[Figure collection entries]
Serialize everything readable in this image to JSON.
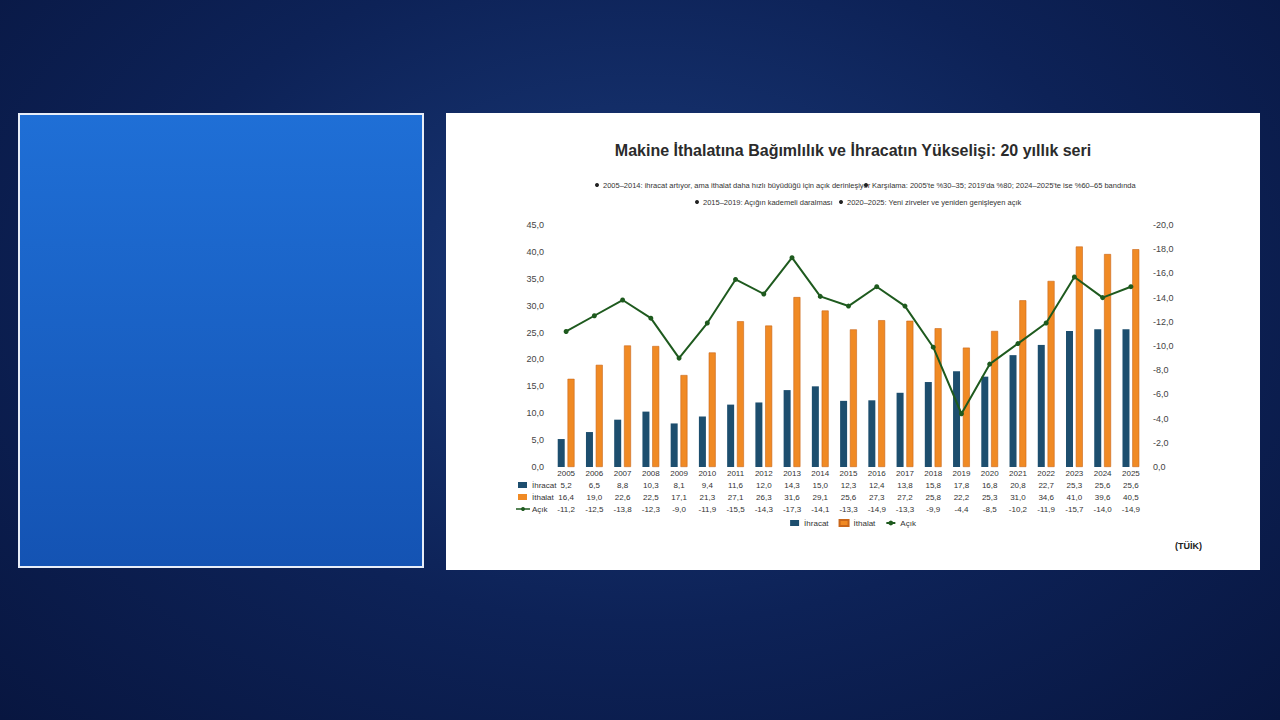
{
  "chart_data": {
    "type": "bar",
    "title": "Makine İthalatına Bağımlılık ve İhracatın Yükselişi: 20 yıllık seri",
    "annotations": [
      "2005–2014: ihracat artıyor, ama ithalat daha hızlı büyüdüğü için açık derinleşiyor",
      "Karşılama: 2005'te %30–35; 2019'da %80; 2024–2025'te ise %60–65 bandında",
      "2015–2019: Açığın kademeli daralması",
      "2020–2025: Yeni zirveler ve yeniden genişleyen açık"
    ],
    "source": "(TÜİK)",
    "categories": [
      "2005",
      "2006",
      "2007",
      "2008",
      "2009",
      "2010",
      "2011",
      "2012",
      "2013",
      "2014",
      "2015",
      "2016",
      "2017",
      "2018",
      "2019",
      "2020",
      "2021",
      "2022",
      "2023",
      "2024",
      "2025"
    ],
    "series": [
      {
        "name": "İhracat",
        "type": "bar",
        "color": "#1d4e6e",
        "values": [
          5.2,
          6.5,
          8.8,
          10.3,
          8.1,
          9.4,
          11.6,
          12.0,
          14.3,
          15.0,
          12.3,
          12.4,
          13.8,
          15.8,
          17.8,
          16.8,
          20.8,
          22.7,
          25.3,
          25.6,
          25.6
        ],
        "value_labels": [
          "5,2",
          "6,5",
          "8,8",
          "10,3",
          "8,1",
          "9,4",
          "11,6",
          "12,0",
          "14,3",
          "15,0",
          "12,3",
          "12,4",
          "13,8",
          "15,8",
          "17,8",
          "16,8",
          "20,8",
          "22,7",
          "25,3",
          "25,6",
          "25,6"
        ]
      },
      {
        "name": "İthalat",
        "type": "bar",
        "color": "#f08a24",
        "values": [
          16.4,
          19.0,
          22.6,
          22.5,
          17.1,
          21.3,
          27.1,
          26.3,
          31.6,
          29.1,
          25.6,
          27.3,
          27.2,
          25.8,
          22.2,
          25.3,
          31.0,
          34.6,
          41.0,
          39.6,
          40.5
        ],
        "value_labels": [
          "16,4",
          "19,0",
          "22,6",
          "22,5",
          "17,1",
          "21,3",
          "27,1",
          "26,3",
          "31,6",
          "29,1",
          "25,6",
          "27,3",
          "27,2",
          "25,8",
          "22,2",
          "25,3",
          "31,0",
          "34,6",
          "41,0",
          "39,6",
          "40,5"
        ]
      },
      {
        "name": "Açık",
        "type": "line",
        "axis": "y2",
        "color": "#1e5a1e",
        "marker": "circle",
        "values": [
          -11.2,
          -12.5,
          -13.8,
          -12.3,
          -9.0,
          -11.9,
          -15.5,
          -14.3,
          -17.3,
          -14.1,
          -13.3,
          -14.9,
          -13.3,
          -9.9,
          -4.4,
          -8.5,
          -10.2,
          -11.9,
          -15.7,
          -14.0,
          -14.9
        ],
        "value_labels": [
          "-11,2",
          "-12,5",
          "-13,8",
          "-12,3",
          "-9,0",
          "-11,9",
          "-15,5",
          "-14,3",
          "-17,3",
          "-14,1",
          "-13,3",
          "-14,9",
          "-13,3",
          "-9,9",
          "-4,4",
          "-8,5",
          "-10,2",
          "-11,9",
          "-15,7",
          "-14,0",
          "-14,9"
        ]
      }
    ],
    "ylim": [
      0,
      45
    ],
    "yticks": [
      {
        "value": 0,
        "label": "0,0"
      },
      {
        "value": 5,
        "label": "5,0"
      },
      {
        "value": 10,
        "label": "10,0"
      },
      {
        "value": 15,
        "label": "15,0"
      },
      {
        "value": 20,
        "label": "20,0"
      },
      {
        "value": 25,
        "label": "25,0"
      },
      {
        "value": 30,
        "label": "30,0"
      },
      {
        "value": 35,
        "label": "35,0"
      },
      {
        "value": 40,
        "label": "40,0"
      },
      {
        "value": 45,
        "label": "45,0"
      }
    ],
    "y2lim": [
      0,
      -20
    ],
    "y2ticks": [
      {
        "value": 0,
        "label": "0,0"
      },
      {
        "value": -2,
        "label": "-2,0"
      },
      {
        "value": -4,
        "label": "-4,0"
      },
      {
        "value": -6,
        "label": "-6,0"
      },
      {
        "value": -8,
        "label": "-8,0"
      },
      {
        "value": -10,
        "label": "-10,0"
      },
      {
        "value": -12,
        "label": "-12,0"
      },
      {
        "value": -14,
        "label": "-14,0"
      },
      {
        "value": -16,
        "label": "-16,0"
      },
      {
        "value": -18,
        "label": "-18,0"
      },
      {
        "value": -20,
        "label": "-20,0"
      }
    ],
    "grid": false,
    "legend": "bottom"
  }
}
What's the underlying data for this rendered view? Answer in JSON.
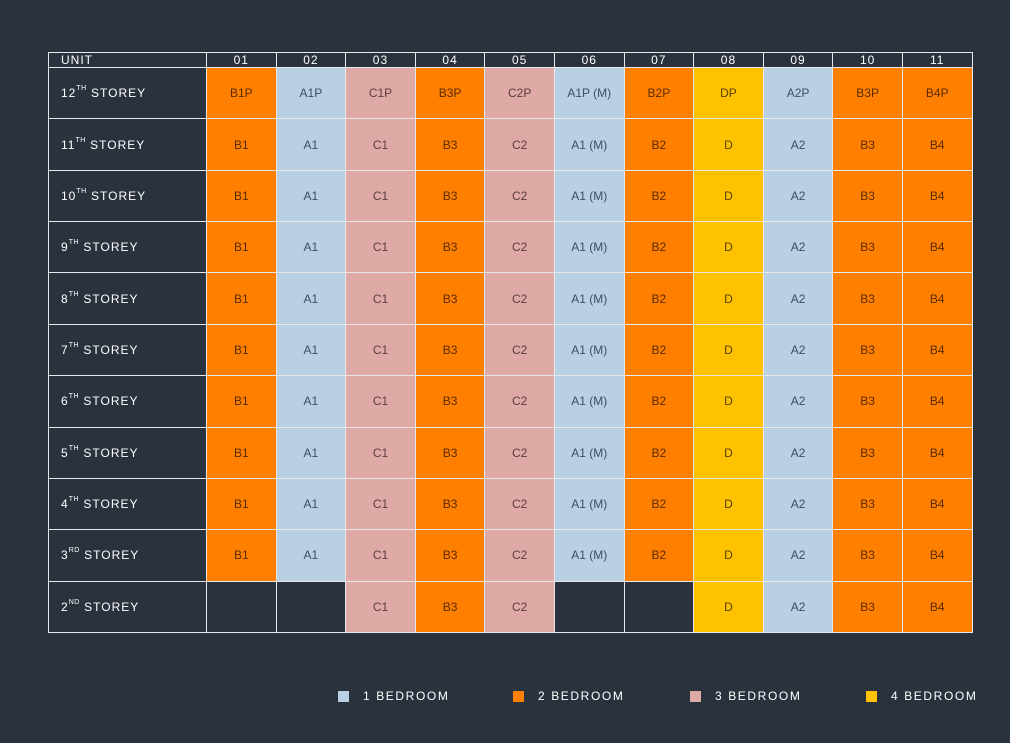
{
  "header": {
    "label": "UNIT",
    "units": [
      "01",
      "02",
      "03",
      "04",
      "05",
      "06",
      "07",
      "08",
      "09",
      "10",
      "11"
    ]
  },
  "rows": [
    {
      "num": "12",
      "sup": "TH",
      "label": "STOREY",
      "cells": [
        {
          "t": "B1P",
          "c": "2"
        },
        {
          "t": "A1P",
          "c": "1"
        },
        {
          "t": "C1P",
          "c": "3"
        },
        {
          "t": "B3P",
          "c": "2"
        },
        {
          "t": "C2P",
          "c": "3"
        },
        {
          "t": "A1P (M)",
          "c": "1"
        },
        {
          "t": "B2P",
          "c": "2"
        },
        {
          "t": "DP",
          "c": "4"
        },
        {
          "t": "A2P",
          "c": "1"
        },
        {
          "t": "B3P",
          "c": "2"
        },
        {
          "t": "B4P",
          "c": "2"
        }
      ]
    },
    {
      "num": "11",
      "sup": "TH",
      "label": "STOREY",
      "cells": [
        {
          "t": "B1",
          "c": "2"
        },
        {
          "t": "A1",
          "c": "1"
        },
        {
          "t": "C1",
          "c": "3"
        },
        {
          "t": "B3",
          "c": "2"
        },
        {
          "t": "C2",
          "c": "3"
        },
        {
          "t": "A1 (M)",
          "c": "1"
        },
        {
          "t": "B2",
          "c": "2"
        },
        {
          "t": "D",
          "c": "4"
        },
        {
          "t": "A2",
          "c": "1"
        },
        {
          "t": "B3",
          "c": "2"
        },
        {
          "t": "B4",
          "c": "2"
        }
      ]
    },
    {
      "num": "10",
      "sup": "TH",
      "label": "STOREY",
      "cells": [
        {
          "t": "B1",
          "c": "2"
        },
        {
          "t": "A1",
          "c": "1"
        },
        {
          "t": "C1",
          "c": "3"
        },
        {
          "t": "B3",
          "c": "2"
        },
        {
          "t": "C2",
          "c": "3"
        },
        {
          "t": "A1 (M)",
          "c": "1"
        },
        {
          "t": "B2",
          "c": "2"
        },
        {
          "t": "D",
          "c": "4"
        },
        {
          "t": "A2",
          "c": "1"
        },
        {
          "t": "B3",
          "c": "2"
        },
        {
          "t": "B4",
          "c": "2"
        }
      ]
    },
    {
      "num": "9",
      "sup": "TH",
      "label": "STOREY",
      "cells": [
        {
          "t": "B1",
          "c": "2"
        },
        {
          "t": "A1",
          "c": "1"
        },
        {
          "t": "C1",
          "c": "3"
        },
        {
          "t": "B3",
          "c": "2"
        },
        {
          "t": "C2",
          "c": "3"
        },
        {
          "t": "A1 (M)",
          "c": "1"
        },
        {
          "t": "B2",
          "c": "2"
        },
        {
          "t": "D",
          "c": "4"
        },
        {
          "t": "A2",
          "c": "1"
        },
        {
          "t": "B3",
          "c": "2"
        },
        {
          "t": "B4",
          "c": "2"
        }
      ]
    },
    {
      "num": "8",
      "sup": "TH",
      "label": "STOREY",
      "cells": [
        {
          "t": "B1",
          "c": "2"
        },
        {
          "t": "A1",
          "c": "1"
        },
        {
          "t": "C1",
          "c": "3"
        },
        {
          "t": "B3",
          "c": "2"
        },
        {
          "t": "C2",
          "c": "3"
        },
        {
          "t": "A1 (M)",
          "c": "1"
        },
        {
          "t": "B2",
          "c": "2"
        },
        {
          "t": "D",
          "c": "4"
        },
        {
          "t": "A2",
          "c": "1"
        },
        {
          "t": "B3",
          "c": "2"
        },
        {
          "t": "B4",
          "c": "2"
        }
      ]
    },
    {
      "num": "7",
      "sup": "TH",
      "label": "STOREY",
      "cells": [
        {
          "t": "B1",
          "c": "2"
        },
        {
          "t": "A1",
          "c": "1"
        },
        {
          "t": "C1",
          "c": "3"
        },
        {
          "t": "B3",
          "c": "2"
        },
        {
          "t": "C2",
          "c": "3"
        },
        {
          "t": "A1 (M)",
          "c": "1"
        },
        {
          "t": "B2",
          "c": "2"
        },
        {
          "t": "D",
          "c": "4"
        },
        {
          "t": "A2",
          "c": "1"
        },
        {
          "t": "B3",
          "c": "2"
        },
        {
          "t": "B4",
          "c": "2"
        }
      ]
    },
    {
      "num": "6",
      "sup": "TH",
      "label": "STOREY",
      "cells": [
        {
          "t": "B1",
          "c": "2"
        },
        {
          "t": "A1",
          "c": "1"
        },
        {
          "t": "C1",
          "c": "3"
        },
        {
          "t": "B3",
          "c": "2"
        },
        {
          "t": "C2",
          "c": "3"
        },
        {
          "t": "A1 (M)",
          "c": "1"
        },
        {
          "t": "B2",
          "c": "2"
        },
        {
          "t": "D",
          "c": "4"
        },
        {
          "t": "A2",
          "c": "1"
        },
        {
          "t": "B3",
          "c": "2"
        },
        {
          "t": "B4",
          "c": "2"
        }
      ]
    },
    {
      "num": "5",
      "sup": "TH",
      "label": "STOREY",
      "cells": [
        {
          "t": "B1",
          "c": "2"
        },
        {
          "t": "A1",
          "c": "1"
        },
        {
          "t": "C1",
          "c": "3"
        },
        {
          "t": "B3",
          "c": "2"
        },
        {
          "t": "C2",
          "c": "3"
        },
        {
          "t": "A1 (M)",
          "c": "1"
        },
        {
          "t": "B2",
          "c": "2"
        },
        {
          "t": "D",
          "c": "4"
        },
        {
          "t": "A2",
          "c": "1"
        },
        {
          "t": "B3",
          "c": "2"
        },
        {
          "t": "B4",
          "c": "2"
        }
      ]
    },
    {
      "num": "4",
      "sup": "TH",
      "label": "STOREY",
      "cells": [
        {
          "t": "B1",
          "c": "2"
        },
        {
          "t": "A1",
          "c": "1"
        },
        {
          "t": "C1",
          "c": "3"
        },
        {
          "t": "B3",
          "c": "2"
        },
        {
          "t": "C2",
          "c": "3"
        },
        {
          "t": "A1 (M)",
          "c": "1"
        },
        {
          "t": "B2",
          "c": "2"
        },
        {
          "t": "D",
          "c": "4"
        },
        {
          "t": "A2",
          "c": "1"
        },
        {
          "t": "B3",
          "c": "2"
        },
        {
          "t": "B4",
          "c": "2"
        }
      ]
    },
    {
      "num": "3",
      "sup": "RD",
      "label": "STOREY",
      "cells": [
        {
          "t": "B1",
          "c": "2"
        },
        {
          "t": "A1",
          "c": "1"
        },
        {
          "t": "C1",
          "c": "3"
        },
        {
          "t": "B3",
          "c": "2"
        },
        {
          "t": "C2",
          "c": "3"
        },
        {
          "t": "A1 (M)",
          "c": "1"
        },
        {
          "t": "B2",
          "c": "2"
        },
        {
          "t": "D",
          "c": "4"
        },
        {
          "t": "A2",
          "c": "1"
        },
        {
          "t": "B3",
          "c": "2"
        },
        {
          "t": "B4",
          "c": "2"
        }
      ]
    },
    {
      "num": "2",
      "sup": "ND",
      "label": "STOREY",
      "cells": [
        {
          "t": "",
          "c": "empty"
        },
        {
          "t": "",
          "c": "empty"
        },
        {
          "t": "C1",
          "c": "3"
        },
        {
          "t": "B3",
          "c": "2"
        },
        {
          "t": "C2",
          "c": "3"
        },
        {
          "t": "",
          "c": "empty"
        },
        {
          "t": "",
          "c": "empty"
        },
        {
          "t": "D",
          "c": "4"
        },
        {
          "t": "A2",
          "c": "1"
        },
        {
          "t": "B3",
          "c": "2"
        },
        {
          "t": "B4",
          "c": "2"
        }
      ]
    }
  ],
  "legend": [
    {
      "label": "1 BEDROOM",
      "color": "#b9cfe4"
    },
    {
      "label": "2 BEDROOM",
      "color": "#ff8000"
    },
    {
      "label": "3 BEDROOM",
      "color": "#dfa9a6"
    },
    {
      "label": "4 BEDROOM",
      "color": "#ffc200"
    }
  ],
  "colors": {
    "background": "#2a323d",
    "grid_line": "#e8e8e8",
    "bedroom_1": "#b9cfe4",
    "bedroom_2": "#ff8000",
    "bedroom_3": "#dfa9a6",
    "bedroom_4": "#ffc200"
  }
}
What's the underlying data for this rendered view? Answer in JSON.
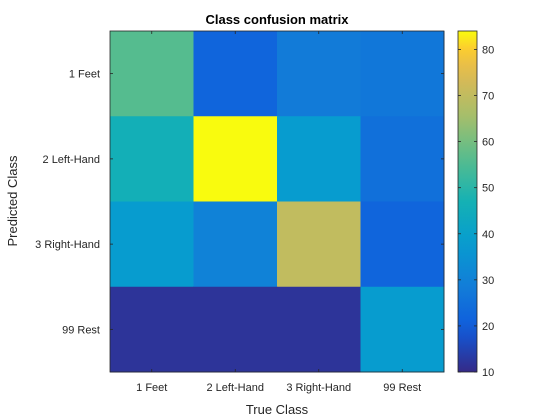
{
  "chart_data": {
    "type": "heatmap",
    "title": "Class confusion matrix",
    "xlabel": "True Class",
    "ylabel": "Predicted Class",
    "x_categories": [
      "1 Feet",
      "2 Left-Hand",
      "3 Right-Hand",
      "99 Rest"
    ],
    "y_categories": [
      "1 Feet",
      "2 Left-Hand",
      "3 Right-Hand",
      "99 Rest"
    ],
    "values": [
      [
        56,
        22,
        28,
        27
      ],
      [
        46,
        84,
        38,
        25
      ],
      [
        38,
        30,
        70,
        22
      ],
      [
        12,
        12,
        12,
        38
      ]
    ],
    "colorbar": {
      "range": [
        10,
        84
      ],
      "ticks": [
        10,
        20,
        30,
        40,
        50,
        60,
        70,
        80
      ],
      "colormap": "parula"
    }
  }
}
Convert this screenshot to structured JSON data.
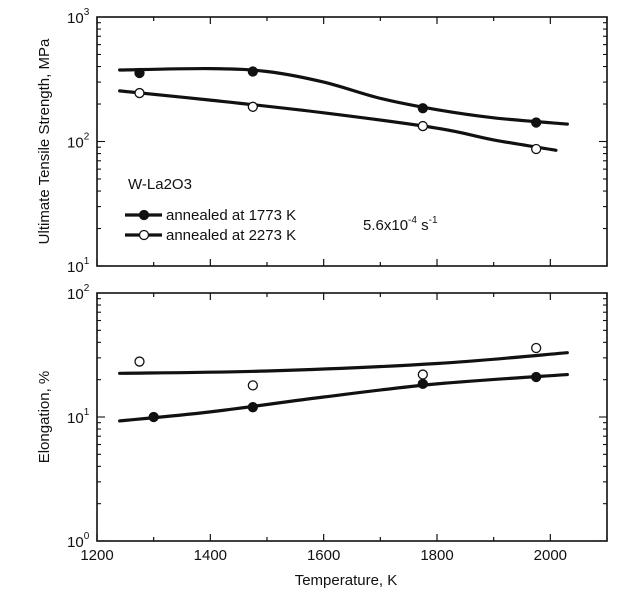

> _Exercise_: Where a line contains "type", copy that line.

> _Written response_:
    "type": "bar",
        "type": "bar",
        "type": "bar",
        "type": "line",
    "type": "heatmap",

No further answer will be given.